Extracted information:

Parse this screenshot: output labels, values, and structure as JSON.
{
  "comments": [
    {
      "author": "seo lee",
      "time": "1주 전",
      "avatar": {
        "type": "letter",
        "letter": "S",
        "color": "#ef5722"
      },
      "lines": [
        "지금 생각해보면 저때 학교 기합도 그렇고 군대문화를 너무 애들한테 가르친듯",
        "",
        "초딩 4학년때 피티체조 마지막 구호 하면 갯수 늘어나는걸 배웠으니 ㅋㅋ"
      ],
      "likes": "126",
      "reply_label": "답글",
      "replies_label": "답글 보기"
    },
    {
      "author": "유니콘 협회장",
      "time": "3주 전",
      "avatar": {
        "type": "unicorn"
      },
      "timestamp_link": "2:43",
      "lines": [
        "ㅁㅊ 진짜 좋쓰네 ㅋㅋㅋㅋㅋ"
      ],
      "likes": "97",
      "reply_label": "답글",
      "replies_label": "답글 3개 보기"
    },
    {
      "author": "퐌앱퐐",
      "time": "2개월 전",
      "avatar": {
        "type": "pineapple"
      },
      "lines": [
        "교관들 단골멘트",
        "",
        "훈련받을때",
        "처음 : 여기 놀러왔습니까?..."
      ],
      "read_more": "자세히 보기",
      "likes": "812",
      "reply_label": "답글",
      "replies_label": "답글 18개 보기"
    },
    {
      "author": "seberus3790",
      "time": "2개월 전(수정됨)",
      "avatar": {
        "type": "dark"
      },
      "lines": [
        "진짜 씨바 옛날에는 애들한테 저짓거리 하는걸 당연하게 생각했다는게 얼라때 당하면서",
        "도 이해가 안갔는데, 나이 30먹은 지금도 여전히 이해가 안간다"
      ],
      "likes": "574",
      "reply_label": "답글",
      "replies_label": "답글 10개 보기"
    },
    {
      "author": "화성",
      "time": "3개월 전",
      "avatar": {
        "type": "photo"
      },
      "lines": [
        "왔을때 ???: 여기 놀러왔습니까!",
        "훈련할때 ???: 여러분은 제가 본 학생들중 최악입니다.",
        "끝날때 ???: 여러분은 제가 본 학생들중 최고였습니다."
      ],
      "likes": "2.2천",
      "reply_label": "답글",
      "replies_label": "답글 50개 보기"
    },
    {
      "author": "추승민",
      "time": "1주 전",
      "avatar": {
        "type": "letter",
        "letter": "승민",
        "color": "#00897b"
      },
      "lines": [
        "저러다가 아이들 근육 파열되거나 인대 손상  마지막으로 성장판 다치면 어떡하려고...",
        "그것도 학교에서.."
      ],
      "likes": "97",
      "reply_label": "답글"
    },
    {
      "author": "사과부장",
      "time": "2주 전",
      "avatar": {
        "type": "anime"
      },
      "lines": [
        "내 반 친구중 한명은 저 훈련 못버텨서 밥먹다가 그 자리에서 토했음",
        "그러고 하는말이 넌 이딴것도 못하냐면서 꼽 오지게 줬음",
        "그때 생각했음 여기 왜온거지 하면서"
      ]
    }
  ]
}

Instructions to follow: Output all of the material exactly as written.

Final result:
Parse this screenshot: output labels, values, and structure as JSON.
{
  "comments": [
    {
      "author": "seo lee",
      "time": "1주 전",
      "avatar": {
        "type": "letter",
        "letter": "S",
        "color": "#ef5722"
      },
      "lines": [
        "지금 생각해보면 저때 학교 기합도 그렇고 군대문화를 너무 애들한테 가르친듯",
        "",
        "초딩 4학년때 피티체조 마지막 구호 하면 갯수 늘어나는걸 배웠으니 ㅋㅋ"
      ],
      "likes": "126",
      "reply_label": "답글",
      "replies_label": "답글 보기"
    },
    {
      "author": "유니콘 협회장",
      "time": "3주 전",
      "avatar": {
        "type": "unicorn"
      },
      "timestamp_link": "2:43",
      "lines": [
        "ㅁㅊ 진짜 좋쓰네 ㅋㅋㅋㅋㅋ"
      ],
      "likes": "97",
      "reply_label": "답글",
      "replies_label": "답글 3개 보기"
    },
    {
      "author": "퐌앱퐐",
      "time": "2개월 전",
      "avatar": {
        "type": "pineapple"
      },
      "lines": [
        "교관들 단골멘트",
        "",
        "훈련받을때",
        "처음 : 여기 놀러왔습니까?..."
      ],
      "read_more": "자세히 보기",
      "likes": "812",
      "reply_label": "답글",
      "replies_label": "답글 18개 보기"
    },
    {
      "author": "seberus3790",
      "time": "2개월 전(수정됨)",
      "avatar": {
        "type": "dark"
      },
      "lines": [
        "진짜 씨바 옛날에는 애들한테 저짓거리 하는걸 당연하게 생각했다는게 얼라때 당하면서",
        "도 이해가 안갔는데, 나이 30먹은 지금도 여전히 이해가 안간다"
      ],
      "likes": "574",
      "reply_label": "답글",
      "replies_label": "답글 10개 보기"
    },
    {
      "author": "화성",
      "time": "3개월 전",
      "avatar": {
        "type": "photo"
      },
      "lines": [
        "왔을때 ???: 여기 놀러왔습니까!",
        "훈련할때 ???: 여러분은 제가 본 학생들중 최악입니다.",
        "끝날때 ???: 여러분은 제가 본 학생들중 최고였습니다."
      ],
      "likes": "2.2천",
      "reply_label": "답글",
      "replies_label": "답글 50개 보기"
    },
    {
      "author": "추승민",
      "time": "1주 전",
      "avatar": {
        "type": "letter",
        "letter": "승민",
        "color": "#00897b"
      },
      "lines": [
        "저러다가 아이들 근육 파열되거나 인대 손상  마지막으로 성장판 다치면 어떡하려고...",
        "그것도 학교에서.."
      ],
      "likes": "97",
      "reply_label": "답글"
    },
    {
      "author": "사과부장",
      "time": "2주 전",
      "avatar": {
        "type": "anime"
      },
      "lines": [
        "내 반 친구중 한명은 저 훈련 못버텨서 밥먹다가 그 자리에서 토했음",
        "그러고 하는말이 넌 이딴것도 못하냐면서 꼽 오지게 줬음",
        "그때 생각했음 여기 왜온거지 하면서"
      ]
    }
  ]
}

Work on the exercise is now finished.